* [WRITTEN REQUEST] Please give the count of lines holding the string "JSON" and nothing besides.
· · ·
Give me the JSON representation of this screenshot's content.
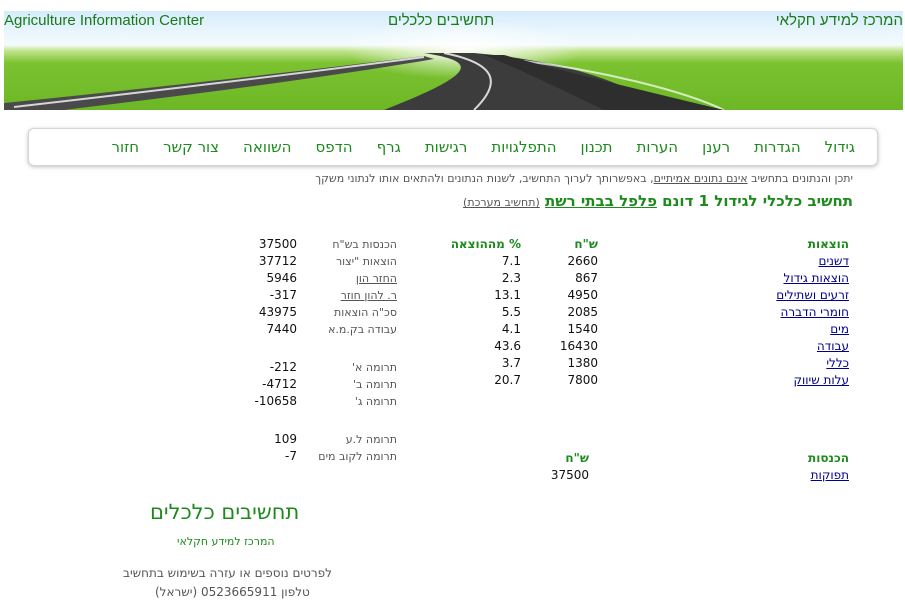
{
  "banner": {
    "left_title": "Agriculture Information Center",
    "center_title": "תחשיבים כלכלים",
    "right_title": "המרכז למידע חקלאי"
  },
  "nav": [
    "גידול",
    "הגדרות",
    "רענן",
    "הערות",
    "תכנון",
    "התפלגויות",
    "רגישות",
    "גרף",
    "הדפס",
    "השוואה",
    "צור קשר",
    "חזור"
  ],
  "notice": {
    "prefix": "יתכן והנתונים בתחשיב ",
    "link": "אינם נתונים אמיתיים",
    "suffix": ", באפשרותך לערוך התחשיב, לשנות הנתונים ולהתאים אותו לנתוני משקך"
  },
  "title": {
    "prefix": "תחשיב כלכלי לגידול 1 דונם ",
    "crop": "פלפל בבתי רשת",
    "system": "(תחשיב מערכת)"
  },
  "expenses": {
    "headers": {
      "item": "הוצאות",
      "nis": "ש\"ח",
      "pct": "% מההוצאה"
    },
    "rows": [
      {
        "item": "דשנים",
        "nis": "2660",
        "pct": "7.1"
      },
      {
        "item": "הוצאות גידול",
        "nis": "867",
        "pct": "2.3"
      },
      {
        "item": "זרעים ושתילים",
        "nis": "4950",
        "pct": "13.1"
      },
      {
        "item": "חומרי הדברה",
        "nis": "2085",
        "pct": "5.5"
      },
      {
        "item": "מים",
        "nis": "1540",
        "pct": "4.1"
      },
      {
        "item": "עבודה",
        "nis": "16430",
        "pct": "43.6"
      },
      {
        "item": "כללי",
        "nis": "1380",
        "pct": "3.7"
      },
      {
        "item": "עלות שיווק",
        "nis": "7800",
        "pct": "20.7"
      }
    ]
  },
  "summary": [
    {
      "label": "הכנסות בש\"ח",
      "value": "37500",
      "link": false
    },
    {
      "label": "הוצאות \"יצור",
      "value": "37712",
      "link": false
    },
    {
      "label": "החזר הון",
      "value": "5946",
      "link": true
    },
    {
      "label": "ר. להון חוזר",
      "value": "-317",
      "link": true
    },
    {
      "label": "סכ\"ה הוצאות",
      "value": "43975",
      "link": false
    },
    {
      "label": "עבודה בק.מ.א",
      "value": "7440",
      "link": false
    }
  ],
  "contributions": [
    {
      "label": "תרומה א'",
      "value": "-212"
    },
    {
      "label": "תרומה ב'",
      "value": "-4712"
    },
    {
      "label": "תרומה ג'",
      "value": "-10658"
    }
  ],
  "contributions2": [
    {
      "label": "תרומה ל.ע",
      "value": "109"
    },
    {
      "label": "תרומה לקוב מים",
      "value": "-7"
    }
  ],
  "income": {
    "headers": {
      "item": "הכנסות",
      "nis": "ש\"ח"
    },
    "rows": [
      {
        "item": "תפוקות",
        "nis": "37500"
      }
    ]
  },
  "footer": {
    "title": "תחשיבים כלכלים",
    "subtitle": "המרכז למידע חקלאי",
    "help": "לפרטים נוספים או עזרה בשימוש בתחשיב",
    "phone": "טלפון 0523665911 (ישראל)"
  }
}
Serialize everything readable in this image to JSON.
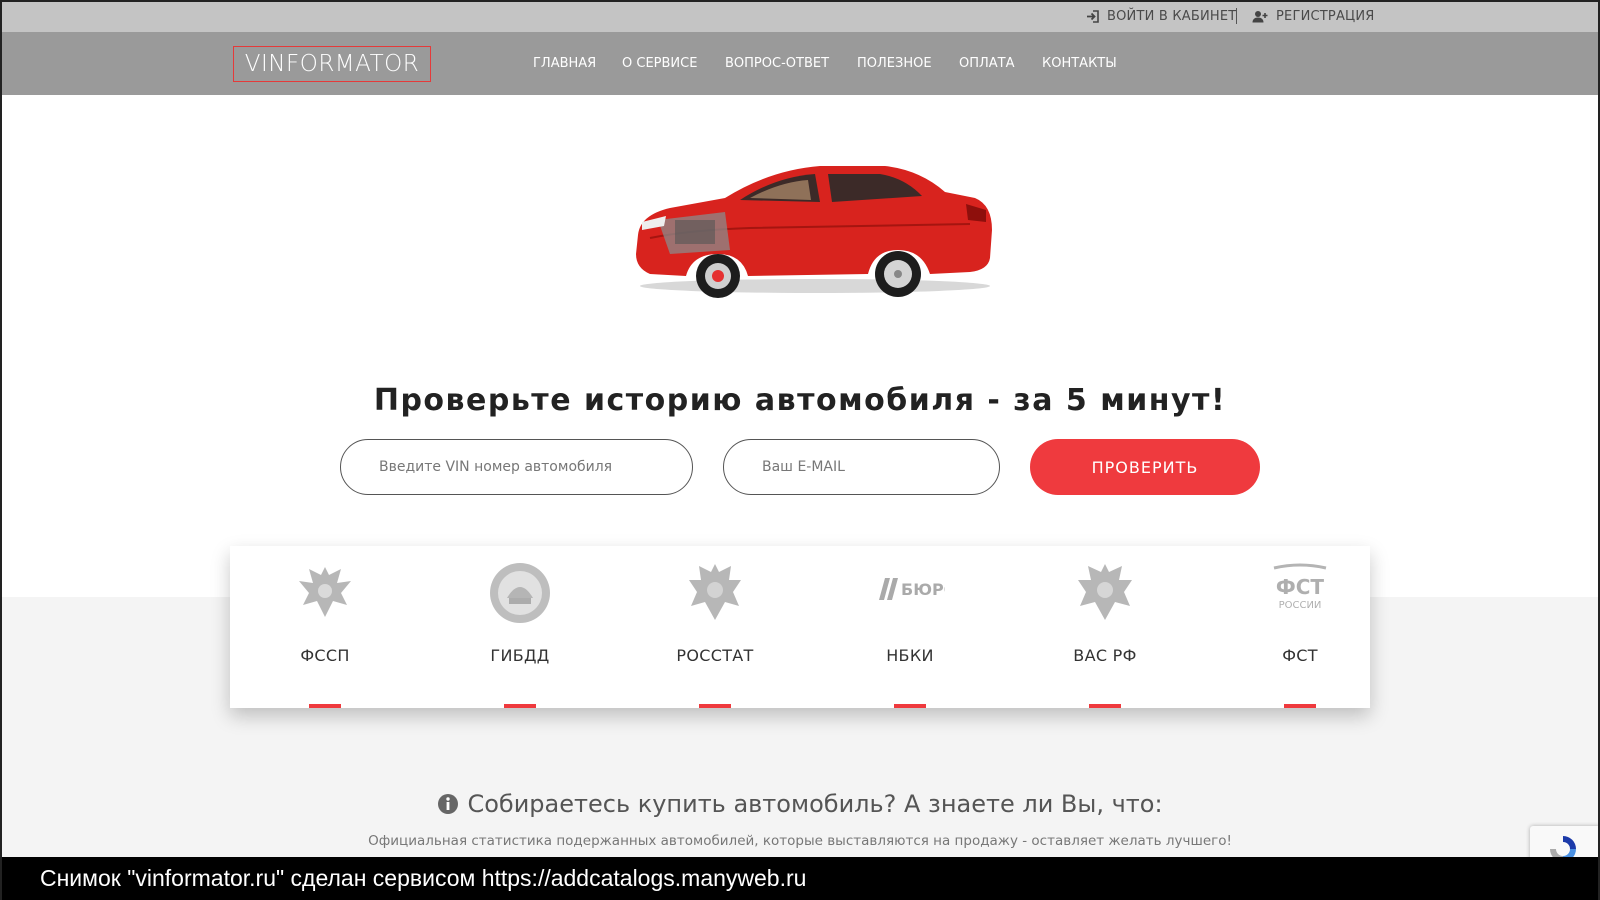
{
  "topbar": {
    "login_label": "ВОЙТИ В КАБИНЕТ",
    "register_label": "РЕГИСТРАЦИЯ"
  },
  "navbar": {
    "logo_text": "VINFORMATOR",
    "items": [
      {
        "label": "ГЛАВНАЯ"
      },
      {
        "label": "О СЕРВИСЕ"
      },
      {
        "label": "ВОПРОС-ОТВЕТ"
      },
      {
        "label": "ПОЛЕЗНОЕ"
      },
      {
        "label": "ОПЛАТА"
      },
      {
        "label": "КОНТАКТЫ"
      }
    ]
  },
  "hero": {
    "title": "Проверьте историю автомобиля - за 5 минут!",
    "vin_placeholder": "Введите VIN номер автомобиля",
    "email_placeholder": "Ваш E-MAIL",
    "submit_label": "ПРОВЕРИТЬ"
  },
  "sources": [
    {
      "name": "ФССП",
      "icon": "eagle-emblem-icon"
    },
    {
      "name": "ГИБДД",
      "icon": "gibdd-emblem-icon"
    },
    {
      "name": "РОССТАТ",
      "icon": "eagle-emblem-icon"
    },
    {
      "name": "НБКИ",
      "icon": "bureau-logo-icon",
      "logo_text": "БЮРО"
    },
    {
      "name": "ВАС РФ",
      "icon": "eagle-emblem-icon"
    },
    {
      "name": "ФСТ",
      "icon": "fst-logo-icon",
      "logo_text": "ФСТ",
      "logo_subtext": "РОССИИ"
    }
  ],
  "info": {
    "title": "Собираетесь купить автомобиль? А знаете ли Вы, что:",
    "subtitle": "Официальная статистика подержанных автомобилей, которые выставляются на продажу - оставляет желать лучшего!"
  },
  "footer_banner": {
    "text": "Снимок \"vinformator.ru\" сделан сервисом https://addcatalogs.manyweb.ru"
  },
  "colors": {
    "accent": "#ef3a3e",
    "topbar": "#c4c4c4",
    "navbar": "#9a9a9a",
    "section_bg": "#f4f4f4"
  }
}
· · ·
* [CORRECT RESULT] 2